▶ _OBJECTIVE_: Set out every line bearing the string "이해하는".

▶ _RECORD LIST_:
** start **

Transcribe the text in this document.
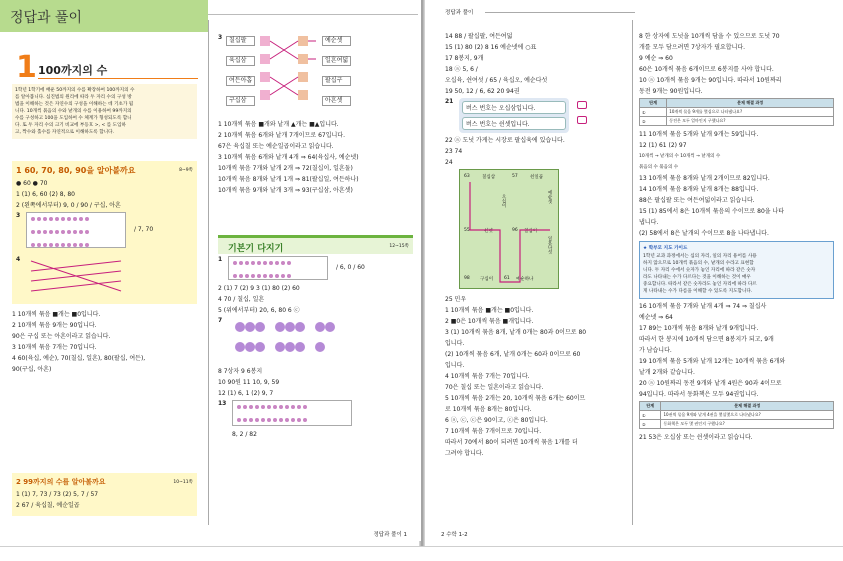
정답과 풀이
1 100까지의 수
1학년 1학기에 배운 50까지의 수를 확장하여 100까지의 수
를 알아봅니다. 십진법의 원리에 따라 두 자리 수의 구성 방
법을 이해하는 것은 자연수의 구성을 이해하는 데 기초가 됩
니다. 10개씩 묶음의 수와 낱개의 수를 이용하여 99까지의
수를 구성하고 100을 도입하여 수 체계가 형성되도록 합니
다. 또 두 자리 수의 크기 비교에 부등호 >, < 를 도입하
고, 짝수와 홀수를 자연적으로 이해하도록 합니다.
1 60, 70, 80, 90을 알아볼까요	8~9쪽
● 60 ● 70
1 (1) 6, 60 (2) 8, 80
2 (왼쪽에서부터) 9, 0 / 90 / 구십, 아흔
3
/ 7, 70
4
1 10개씩 묶음 ■개는 ■0입니다.
2 10개씩 묶음 9개는 90입니다.
90은 구십 또는 아흔이라고 읽습니다.
3 10개씩 묶음 7개는 70입니다.
4 60(육십, 예순), 70(칠십, 일흔), 80(팔십, 여든),
90(구십, 아흔)
2 99까지의 수를 알아볼까요	10~11쪽
1 (1) 7, 73 / 73 (2) 5, 7 / 57
2 67 / 육십칠, 예순일곱
3	칠십팔
육십삼
여든아홉
구십삼
예순셋
일흔여덟
팔십구
아흔셋
1 10개씩 묶음 ■개와 낱개 ▲개는 ■▲입니다.
2 10개씩 묶음 6개와 낱개 7개이므로 67입니다.
67은 육십칠 또는 예순일곱이라고 읽습니다.
3 10개씩 묶음 6개와 낱개 4개 ⇒ 64(육십사, 예순넷)
10개씩 묶음 7개와 낱개 2개 ⇒ 72(칠십이, 일흔둘)
10개씩 묶음 8개와 낱개 1개 ⇒ 81(팔십일, 여든하나)
10개씩 묶음 9개와 낱개 3개 ⇒ 93(구십삼, 아흔셋)
기본기 다지기	12~15쪽
1
/ 6, 0 / 60
2 (1) 7 (2) 9 3 (1) 80 (2) 60
4 70 / 칠십, 일흔
5 (위에서부터) 20, 6, 80 6 ⓒ
7
8 7상자 9 6봉지
10 90원 11 10, 9, 59
12 (1) 6, 1 (2) 9, 7
13
8, 2 / 82
정답과 풀이 1
정답과 풀이
14 88 / 팔십팔, 여든여덟
15 (1) 80 (2) 8 16 예순넷에 ○표
17 8봉지, 9개
18 ⓐ 5, 6 /
오십육, 쉰여섯 / 65 / 육십오, 예순다섯
19 50, 12 / 6, 62 20 94권
21
버스 번호는 오십삼입니다.
버스 번호는 쉰셋입니다.
22 ⓐ 도넛 가게는 시장로 팔십육에 있습니다.
23 74
24
63	칠십삼	57	쉰일곱
예순셋
오십이
55	쉰넷	96 칠십이
일흔다섯
98 구십이 61 예순하나
25 민우
1 10개씩 묶음 ■개는 ■0입니다.
2 ■0은 10개씩 묶음 ■개입니다.
3 (1) 10개씩 묶음 8개, 낱개 0개는 80과 0이므로 80
입니다.
(2) 10개씩 묶음 6개, 낱개 0개는 60과 0이므로 60
입니다.
4 10개씩 묶음 7개는 70입니다.
70은 칠십 또는 일흔이라고 읽습니다.
5 10개씩 묶음 2개는 20, 10개씩 묶음 6개는 60이므
로 10개씩 묶음 8개는 80입니다.
6 ⓐ, ⓒ, ⓒ은 90이고, ⓒ은 80입니다.
7 10개씩 묶음 7개이므로 70입니다.
따라서 70에서 80이 되려면 10개씩 묶음 1개를 더
그려야 합니다.
8 한 상자에 도넛을 10개씩 담을 수 있으므로 도넛 70
개를 모두 담으려면 7상자가 필요합니다.
9 예순 ⇒ 60
60은 10개씩 묶음 6개이므로 6봉지를 사야 합니다.
10 ⓐ 10개씩 묶음 9개는 90입니다. 따라서 10원짜리
동전 9개는 90원입니다.
단계	문제 해결 과정
①	10개씩 묶음 9개를 몇십으로 나타냈나요?
②	동전은 모두 얼마인지 구했나요?
11 10개씩 묶음 5개와 낱개 9개는 59입니다.
12 (1) 61 (2) 97
10개씩 → 낱개의 수 10개씩 → 낱개의 수
묶음의 수 묶음의 수
13 10개씩 묶음 8개와 낱개 2개이므로 82입니다.
14 10개씩 묶음 8개와 낱개 8개는 88입니다.
88은 팔십팔 또는 여든여덟이라고 읽습니다.
15 (1) 85에서 8은 10개씩 묶음의 수이므로 80을 나타
냅니다.
(2) 58에서 8은 낱개의 수이므로 8을 나타냅니다.
★ 학부모 지도 가이드
1학년 교과 과정에서는 십의 자리, 일의 자리 용어를 사용
하지 않으므로 10개씩 묶음의 수, 낱개의 수라고 표현합
니다. 두 자리 수에서 숫자가 놓인 자리에 따라 같은 숫자
라도 나타내는 수가 다르다는 것을 이해하는 것이 매우
중요합니다. 따라서 같은 숫자라도 놓인 자리에 따라 다르
게 나타내는 수가 다름을 이해할 수 있도록 지도합니다.
16 10개씩 묶음 7개와 낱개 4개 ⇒ 74 ⇒ 칠십사
예순넷 ⇒ 64
17 89는 10개씩 묶음 8개와 낱개 9개입니다.
따라서 한 봉지에 10개씩 담으면 8봉지가 되고, 9개
가 남습니다.
19 10개씩 묶음 5개와 낱개 12개는 10개씩 묶음 6개와
낱개 2개와 같습니다.
20 ⓐ 10원짜리 동전 9개와 낱개 4원은 90과 4이므로
94입니다. 따라서 동화책은 모두 94권입니다.
단계	문제 해결 과정
①	10권씩 묶음 9개와 낱개 4권을 몇십몇으로 나타냈나요?
②	동화책은 모두 몇 권인지 구했나요?
21 53은 오십삼 또는 쉰셋이라고 읽습니다.
2 수학 1-2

** end **

▶ _WRITTEN RESPONSE_:
법을 이해하는 것은 자연수의 구성을 이해하는 데 기초가 됩
라도 나타내는 수가 다르다는 것을 이해하는 것이 매우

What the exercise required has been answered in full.